------ GIVEN ENTRIES ------

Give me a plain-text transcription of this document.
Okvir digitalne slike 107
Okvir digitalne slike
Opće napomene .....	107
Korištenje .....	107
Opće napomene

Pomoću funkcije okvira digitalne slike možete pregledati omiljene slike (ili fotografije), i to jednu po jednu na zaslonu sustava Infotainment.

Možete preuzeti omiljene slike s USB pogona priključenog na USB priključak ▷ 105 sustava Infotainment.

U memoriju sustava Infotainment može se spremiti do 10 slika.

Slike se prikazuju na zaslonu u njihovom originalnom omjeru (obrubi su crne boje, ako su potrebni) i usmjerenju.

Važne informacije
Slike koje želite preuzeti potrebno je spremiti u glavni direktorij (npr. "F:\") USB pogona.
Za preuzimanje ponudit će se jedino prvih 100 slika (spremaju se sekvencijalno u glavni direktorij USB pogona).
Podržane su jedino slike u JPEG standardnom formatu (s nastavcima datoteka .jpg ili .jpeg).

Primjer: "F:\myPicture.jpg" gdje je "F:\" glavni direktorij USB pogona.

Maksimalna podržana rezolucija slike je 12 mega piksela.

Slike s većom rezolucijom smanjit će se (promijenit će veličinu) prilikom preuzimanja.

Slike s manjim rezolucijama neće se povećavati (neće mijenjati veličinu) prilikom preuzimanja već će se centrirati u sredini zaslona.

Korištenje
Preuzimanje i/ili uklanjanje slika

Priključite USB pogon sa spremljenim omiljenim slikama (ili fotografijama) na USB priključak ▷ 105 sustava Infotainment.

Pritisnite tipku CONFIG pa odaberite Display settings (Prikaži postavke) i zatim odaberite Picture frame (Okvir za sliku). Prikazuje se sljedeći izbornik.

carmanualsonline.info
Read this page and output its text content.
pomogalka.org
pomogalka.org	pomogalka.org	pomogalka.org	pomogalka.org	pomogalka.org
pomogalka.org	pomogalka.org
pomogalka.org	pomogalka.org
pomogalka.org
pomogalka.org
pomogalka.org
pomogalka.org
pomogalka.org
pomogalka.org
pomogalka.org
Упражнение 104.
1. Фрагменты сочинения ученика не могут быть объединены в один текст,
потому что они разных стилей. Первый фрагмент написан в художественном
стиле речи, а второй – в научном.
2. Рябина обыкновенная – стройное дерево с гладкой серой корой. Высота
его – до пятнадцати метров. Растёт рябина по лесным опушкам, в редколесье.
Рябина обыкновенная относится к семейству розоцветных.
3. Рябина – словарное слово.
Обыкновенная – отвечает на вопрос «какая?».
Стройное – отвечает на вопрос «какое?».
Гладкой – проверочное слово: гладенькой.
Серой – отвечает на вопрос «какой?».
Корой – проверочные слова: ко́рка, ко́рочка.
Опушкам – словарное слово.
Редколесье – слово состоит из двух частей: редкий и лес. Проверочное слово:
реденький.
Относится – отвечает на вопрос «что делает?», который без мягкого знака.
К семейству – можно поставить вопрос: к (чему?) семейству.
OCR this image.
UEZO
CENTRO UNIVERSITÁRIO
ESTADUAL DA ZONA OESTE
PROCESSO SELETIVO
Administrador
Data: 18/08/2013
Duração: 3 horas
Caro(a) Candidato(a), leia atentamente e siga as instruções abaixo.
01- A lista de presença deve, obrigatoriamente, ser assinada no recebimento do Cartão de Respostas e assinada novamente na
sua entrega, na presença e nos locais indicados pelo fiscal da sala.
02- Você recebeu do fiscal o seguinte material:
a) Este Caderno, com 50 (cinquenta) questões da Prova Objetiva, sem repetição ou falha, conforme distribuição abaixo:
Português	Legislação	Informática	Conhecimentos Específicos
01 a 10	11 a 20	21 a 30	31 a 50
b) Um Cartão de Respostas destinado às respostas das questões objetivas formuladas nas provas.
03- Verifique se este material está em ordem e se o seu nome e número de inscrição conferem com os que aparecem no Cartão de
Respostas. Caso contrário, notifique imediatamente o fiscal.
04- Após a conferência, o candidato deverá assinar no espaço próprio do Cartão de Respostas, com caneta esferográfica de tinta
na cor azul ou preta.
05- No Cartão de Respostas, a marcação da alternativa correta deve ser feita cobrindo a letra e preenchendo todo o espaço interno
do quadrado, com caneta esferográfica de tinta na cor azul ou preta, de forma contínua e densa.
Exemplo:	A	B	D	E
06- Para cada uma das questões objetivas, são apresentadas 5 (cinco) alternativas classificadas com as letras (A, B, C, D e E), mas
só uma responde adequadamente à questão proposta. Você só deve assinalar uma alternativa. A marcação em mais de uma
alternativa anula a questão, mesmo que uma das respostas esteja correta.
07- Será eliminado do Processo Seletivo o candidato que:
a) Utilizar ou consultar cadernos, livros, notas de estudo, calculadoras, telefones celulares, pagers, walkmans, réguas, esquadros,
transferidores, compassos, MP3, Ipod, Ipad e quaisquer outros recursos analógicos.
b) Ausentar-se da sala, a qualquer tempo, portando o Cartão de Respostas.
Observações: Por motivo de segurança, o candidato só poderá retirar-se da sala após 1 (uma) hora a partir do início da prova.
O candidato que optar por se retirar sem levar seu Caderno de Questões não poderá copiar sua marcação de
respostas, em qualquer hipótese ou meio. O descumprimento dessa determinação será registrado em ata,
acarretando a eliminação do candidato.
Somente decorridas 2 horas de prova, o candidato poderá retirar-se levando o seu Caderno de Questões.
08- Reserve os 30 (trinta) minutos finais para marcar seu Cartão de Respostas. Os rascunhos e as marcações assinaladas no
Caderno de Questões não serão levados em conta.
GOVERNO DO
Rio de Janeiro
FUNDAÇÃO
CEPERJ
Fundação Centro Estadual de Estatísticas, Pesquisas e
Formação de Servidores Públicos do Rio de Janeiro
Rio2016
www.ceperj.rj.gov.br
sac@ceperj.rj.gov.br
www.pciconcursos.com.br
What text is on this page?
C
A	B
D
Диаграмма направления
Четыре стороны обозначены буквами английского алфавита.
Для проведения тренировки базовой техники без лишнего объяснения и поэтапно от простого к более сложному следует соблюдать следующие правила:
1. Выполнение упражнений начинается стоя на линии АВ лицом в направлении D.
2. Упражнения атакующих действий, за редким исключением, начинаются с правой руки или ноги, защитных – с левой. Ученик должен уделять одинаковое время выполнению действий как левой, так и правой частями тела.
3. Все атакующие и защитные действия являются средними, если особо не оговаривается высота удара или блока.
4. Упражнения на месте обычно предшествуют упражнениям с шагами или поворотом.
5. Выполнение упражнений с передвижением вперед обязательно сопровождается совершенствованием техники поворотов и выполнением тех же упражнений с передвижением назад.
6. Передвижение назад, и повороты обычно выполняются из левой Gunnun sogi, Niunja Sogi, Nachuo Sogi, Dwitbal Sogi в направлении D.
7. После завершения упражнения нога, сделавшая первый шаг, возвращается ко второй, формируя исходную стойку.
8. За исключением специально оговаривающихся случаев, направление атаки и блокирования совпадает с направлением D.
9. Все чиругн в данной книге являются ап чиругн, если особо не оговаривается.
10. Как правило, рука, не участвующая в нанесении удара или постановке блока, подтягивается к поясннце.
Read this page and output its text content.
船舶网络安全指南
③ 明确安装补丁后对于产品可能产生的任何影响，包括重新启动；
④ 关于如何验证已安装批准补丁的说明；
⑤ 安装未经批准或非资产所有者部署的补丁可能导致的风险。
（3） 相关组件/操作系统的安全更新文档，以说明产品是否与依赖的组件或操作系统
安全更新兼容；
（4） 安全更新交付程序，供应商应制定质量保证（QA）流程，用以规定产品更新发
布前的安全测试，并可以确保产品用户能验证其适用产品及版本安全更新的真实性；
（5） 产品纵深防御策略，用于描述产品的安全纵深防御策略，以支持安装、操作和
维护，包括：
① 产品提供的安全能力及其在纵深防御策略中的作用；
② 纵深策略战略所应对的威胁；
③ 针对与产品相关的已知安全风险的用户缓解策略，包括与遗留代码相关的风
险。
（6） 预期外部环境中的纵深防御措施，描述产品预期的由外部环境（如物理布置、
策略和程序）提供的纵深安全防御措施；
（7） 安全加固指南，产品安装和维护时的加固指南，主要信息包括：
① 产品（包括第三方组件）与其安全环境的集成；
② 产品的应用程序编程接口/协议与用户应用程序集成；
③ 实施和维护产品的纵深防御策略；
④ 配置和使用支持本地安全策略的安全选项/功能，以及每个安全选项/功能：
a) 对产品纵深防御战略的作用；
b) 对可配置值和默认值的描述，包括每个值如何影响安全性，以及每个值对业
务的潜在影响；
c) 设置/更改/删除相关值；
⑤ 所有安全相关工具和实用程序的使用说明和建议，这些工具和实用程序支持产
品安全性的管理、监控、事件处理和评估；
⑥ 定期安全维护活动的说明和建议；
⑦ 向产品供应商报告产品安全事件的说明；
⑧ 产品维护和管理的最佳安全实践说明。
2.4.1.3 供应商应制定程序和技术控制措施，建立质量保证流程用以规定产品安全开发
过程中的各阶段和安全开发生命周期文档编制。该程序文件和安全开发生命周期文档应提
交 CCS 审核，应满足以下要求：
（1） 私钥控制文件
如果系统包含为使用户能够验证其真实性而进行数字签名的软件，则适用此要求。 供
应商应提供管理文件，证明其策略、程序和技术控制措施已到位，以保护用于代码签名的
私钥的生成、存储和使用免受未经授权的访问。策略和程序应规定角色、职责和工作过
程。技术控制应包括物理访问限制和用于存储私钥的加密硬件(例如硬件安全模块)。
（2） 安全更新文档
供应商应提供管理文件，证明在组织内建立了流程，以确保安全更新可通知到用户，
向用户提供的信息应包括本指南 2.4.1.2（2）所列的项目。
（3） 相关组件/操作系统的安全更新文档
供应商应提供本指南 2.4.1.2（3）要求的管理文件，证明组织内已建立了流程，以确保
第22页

------

Determine how many of the lines above hold the word "левой", and output that number by itself.

• _FULL SOLUTION_: 2